» Problem requirements
Write out each record below exactly as it appears, with no pictures.

» Recorded data

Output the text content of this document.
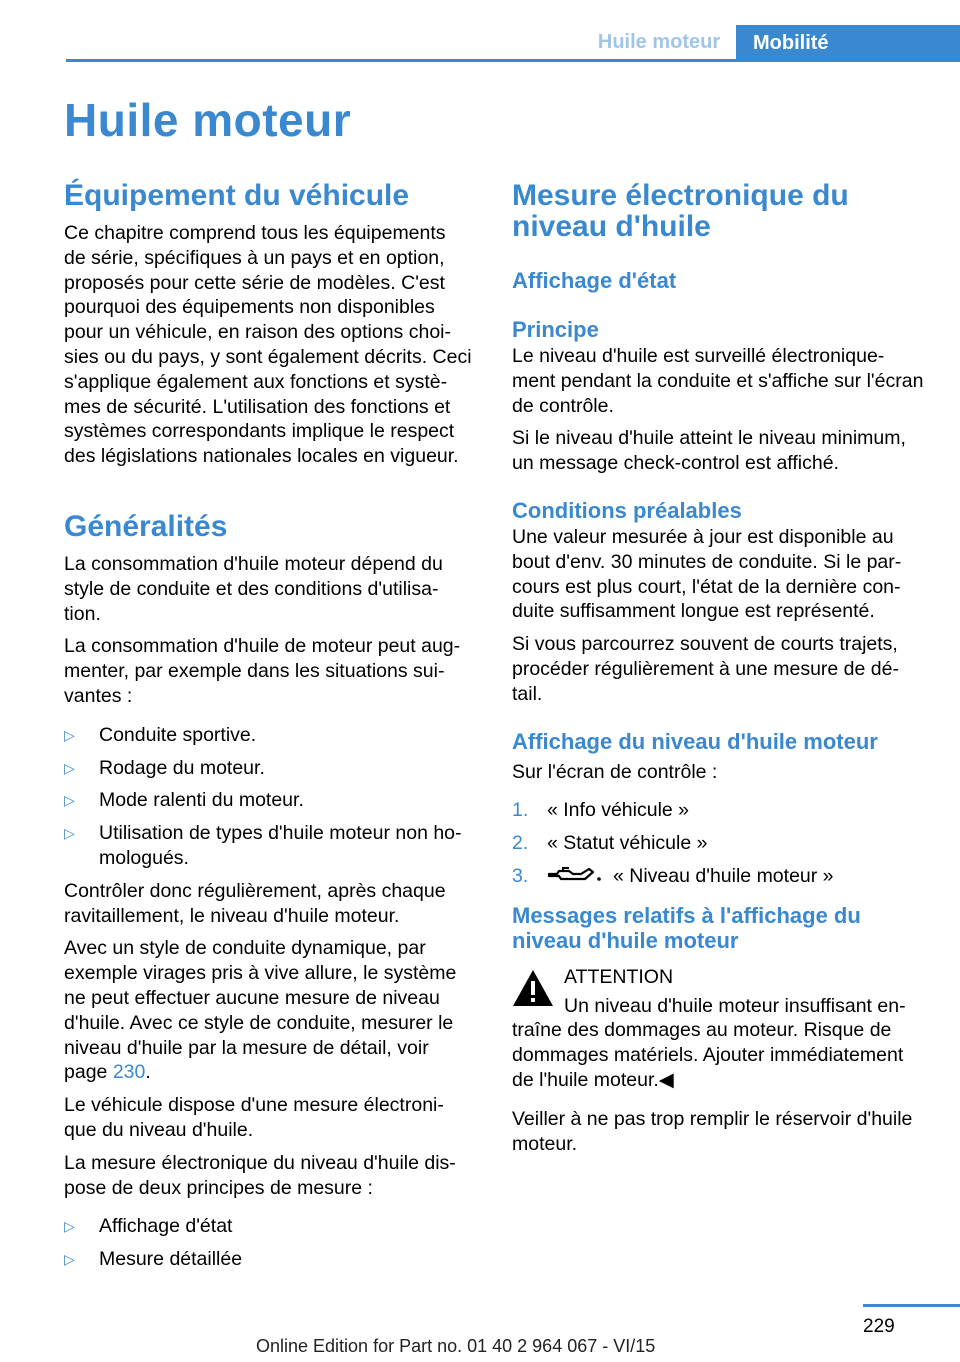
Huile moteur	Mobilité
Huile moteur
Équipement du véhicule

Ce chapitre comprend tous les équipements de série, spécifiques à un pays et en option, proposés pour cette série de modèles. C'est pourquoi des équipements non disponibles pour un véhicule, en raison des options choi-sies ou du pays, y sont également décrits. Ceci s'applique également aux fonctions et systè-mes de sécurité. L'utilisation des fonctions et systèmes correspondants implique le respect des législations nationales locales en vigueur.

Généralités

La consommation d'huile moteur dépend du style de conduite et des conditions d'utilisa-tion.

La consommation d'huile de moteur peut aug-menter, par exemple dans les situations sui-vantes :

▷ Conduite sportive.
▷ Rodage du moteur.
▷ Mode ralenti du moteur.
▷ Utilisation de types d'huile moteur non ho-mologués.

Contrôler donc régulièrement, après chaque ravitaillement, le niveau d'huile moteur.

Avec un style de conduite dynamique, par exemple virages pris à vive allure, le système ne peut effectuer aucune mesure de niveau d'huile. Avec ce style de conduite, mesurer le niveau d'huile par la mesure de détail, voir page 230.

Le véhicule dispose d'une mesure électroni-que du niveau d'huile.

La mesure électronique du niveau d'huile dis-pose de deux principes de mesure :

▷ Affichage d'état
▷ Mesure détaillée
Mesure électronique du niveau d'huile
Affichage d'état
Principe

Le niveau d'huile est surveillé électronique-ment pendant la conduite et s'affiche sur l'écran de contrôle.

Si le niveau d'huile atteint le niveau minimum, un message check-control est affiché.

Conditions préalables

Une valeur mesurée à jour est disponible au bout d'env. 30 minutes de conduite. Si le par-cours est plus court, l'état de la dernière con-duite suffisamment longue est représenté.

Si vous parcourrez souvent de courts trajets, procéder régulièrement à une mesure de dé-tail.

Affichage du niveau d'huile moteur

Sur l'écran de contrôle :

1. « Info véhicule »
2. « Statut véhicule »
3.	« Niveau d'huile moteur »
Messages relatifs à l'affichage du niveau d'huile moteur

ATTENTION

Un niveau d'huile moteur insuffisant en-traîne des dommages au moteur. Risque de dommages matériels. Ajouter immédiatement de l'huile moteur.◀

Veiller à ne pas trop remplir le réservoir d'huile moteur.

229
Online Edition for Part no. 01 40 2 964 067 - VI/15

» Written response
Output the text content of this document.
Huile moteur	Mobilité
Huile moteur
Équipement du véhicule

Ce chapitre comprend tous les équipements de série, spécifiques à un pays et en option, proposés pour cette série de modèles. C'est pourquoi des équipements non disponibles pour un véhicule, en raison des options choi-sies ou du pays, y sont également décrits. Ceci s'applique également aux fonctions et systè-mes de sécurité. L'utilisation des fonctions et systèmes correspondants implique le respect des législations nationales locales en vigueur.

Généralités

La consommation d'huile moteur dépend du style de conduite et des conditions d'utilisa-tion.

La consommation d'huile de moteur peut aug-menter, par exemple dans les situations sui-vantes :

▷ Conduite sportive.
▷ Rodage du moteur.
▷ Mode ralenti du moteur.
▷ Utilisation de types d'huile moteur non ho-mologués.

Contrôler donc régulièrement, après chaque ravitaillement, le niveau d'huile moteur.

Avec un style de conduite dynamique, par exemple virages pris à vive allure, le système ne peut effectuer aucune mesure de niveau d'huile. Avec ce style de conduite, mesurer le niveau d'huile par la mesure de détail, voir page 230.

Le véhicule dispose d'une mesure électroni-que du niveau d'huile.

La mesure électronique du niveau d'huile dis-pose de deux principes de mesure :

▷ Affichage d'état
▷ Mesure détaillée
Mesure électronique du niveau d'huile
Affichage d'état
Principe

Le niveau d'huile est surveillé électronique-ment pendant la conduite et s'affiche sur l'écran de contrôle.

Si le niveau d'huile atteint le niveau minimum, un message check-control est affiché.

Conditions préalables

Une valeur mesurée à jour est disponible au bout d'env. 30 minutes de conduite. Si le par-cours est plus court, l'état de la dernière con-duite suffisamment longue est représenté.

Si vous parcourrez souvent de courts trajets, procéder régulièrement à une mesure de dé-tail.

Affichage du niveau d'huile moteur

Sur l'écran de contrôle :

1. « Info véhicule »
2. « Statut véhicule »
3.	« Niveau d'huile moteur »
Messages relatifs à l'affichage du niveau d'huile moteur

ATTENTION

Un niveau d'huile moteur insuffisant en-traîne des dommages au moteur. Risque de dommages matériels. Ajouter immédiatement de l'huile moteur.◀

Veiller à ne pas trop remplir le réservoir d'huile moteur.

229
Online Edition for Part no. 01 40 2 964 067 - VI/15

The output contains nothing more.